Below are the records. Reproduce exactly the lines from the one containing "Give me a plain-text" through the final line, and omit any pictures.

▶

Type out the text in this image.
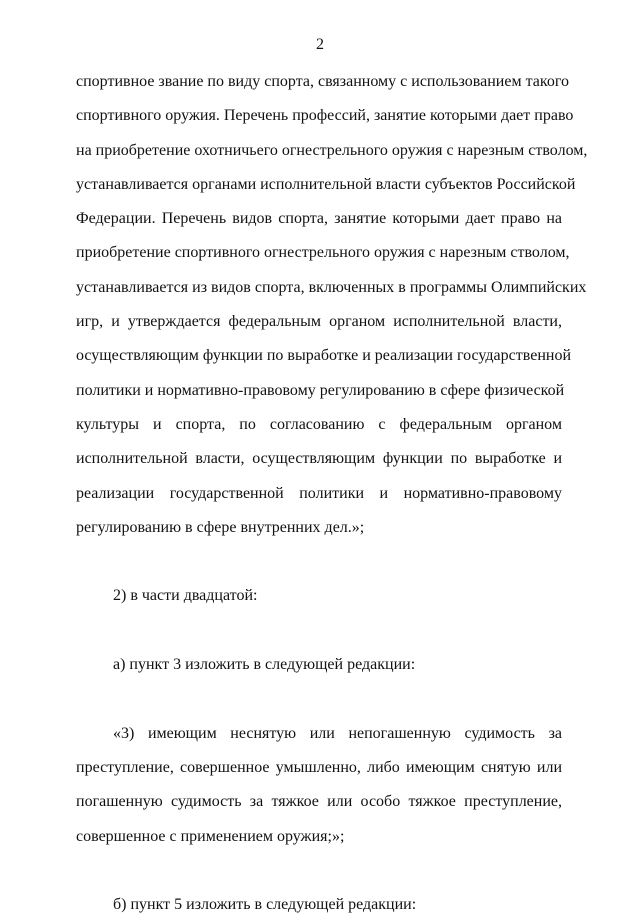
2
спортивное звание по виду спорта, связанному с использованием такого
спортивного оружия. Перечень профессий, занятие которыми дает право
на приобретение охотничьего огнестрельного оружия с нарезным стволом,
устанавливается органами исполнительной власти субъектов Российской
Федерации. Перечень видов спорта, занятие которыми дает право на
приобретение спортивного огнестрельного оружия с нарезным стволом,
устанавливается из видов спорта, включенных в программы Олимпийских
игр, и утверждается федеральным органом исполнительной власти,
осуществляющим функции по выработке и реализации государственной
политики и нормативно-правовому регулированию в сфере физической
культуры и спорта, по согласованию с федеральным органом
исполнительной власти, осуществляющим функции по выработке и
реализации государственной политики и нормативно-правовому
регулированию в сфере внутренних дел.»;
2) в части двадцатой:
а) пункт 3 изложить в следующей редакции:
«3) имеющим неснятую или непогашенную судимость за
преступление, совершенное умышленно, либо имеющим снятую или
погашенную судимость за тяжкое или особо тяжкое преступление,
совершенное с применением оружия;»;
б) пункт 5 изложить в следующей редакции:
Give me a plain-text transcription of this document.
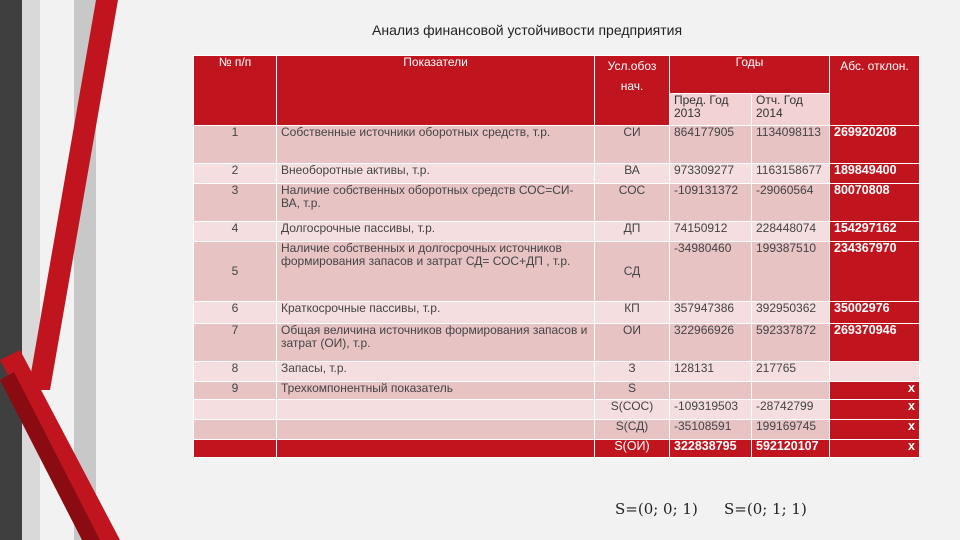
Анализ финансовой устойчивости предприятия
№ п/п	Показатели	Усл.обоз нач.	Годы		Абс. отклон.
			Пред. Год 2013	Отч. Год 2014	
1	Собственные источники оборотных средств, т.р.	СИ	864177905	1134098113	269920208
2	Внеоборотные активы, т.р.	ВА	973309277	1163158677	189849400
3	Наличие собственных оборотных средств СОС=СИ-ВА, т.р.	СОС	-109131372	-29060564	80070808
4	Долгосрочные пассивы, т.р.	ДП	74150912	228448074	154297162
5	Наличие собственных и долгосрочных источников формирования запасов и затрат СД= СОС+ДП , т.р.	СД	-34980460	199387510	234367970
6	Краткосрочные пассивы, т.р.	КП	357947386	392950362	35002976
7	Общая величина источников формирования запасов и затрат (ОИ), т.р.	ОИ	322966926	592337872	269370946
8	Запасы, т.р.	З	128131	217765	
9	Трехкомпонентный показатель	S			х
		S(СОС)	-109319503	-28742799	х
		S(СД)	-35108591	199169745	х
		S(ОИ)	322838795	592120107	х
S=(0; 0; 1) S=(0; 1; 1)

◀

** RESULT BELOW **
Give me a plain-text transcription of this document.
Анализ финансовой устойчивости предприятия
№ п/п	Показатели	Усл.обоз нач.	Годы		Абс. отклон.
			Пред. Год 2013	Отч. Год 2014	
1	Собственные источники оборотных средств, т.р.	СИ	864177905	1134098113	269920208
2	Внеоборотные активы, т.р.	ВА	973309277	1163158677	189849400
3	Наличие собственных оборотных средств СОС=СИ-ВА, т.р.	СОС	-109131372	-29060564	80070808
4	Долгосрочные пассивы, т.р.	ДП	74150912	228448074	154297162
5	Наличие собственных и долгосрочных источников формирования запасов и затрат СД= СОС+ДП , т.р.	СД	-34980460	199387510	234367970
6	Краткосрочные пассивы, т.р.	КП	357947386	392950362	35002976
7	Общая величина источников формирования запасов и затрат (ОИ), т.р.	ОИ	322966926	592337872	269370946
8	Запасы, т.р.	З	128131	217765	
9	Трехкомпонентный показатель	S			х
		S(СОС)	-109319503	-28742799	х
		S(СД)	-35108591	199169745	х
		S(ОИ)	322838795	592120107	х
S=(0; 0; 1) S=(0; 1; 1)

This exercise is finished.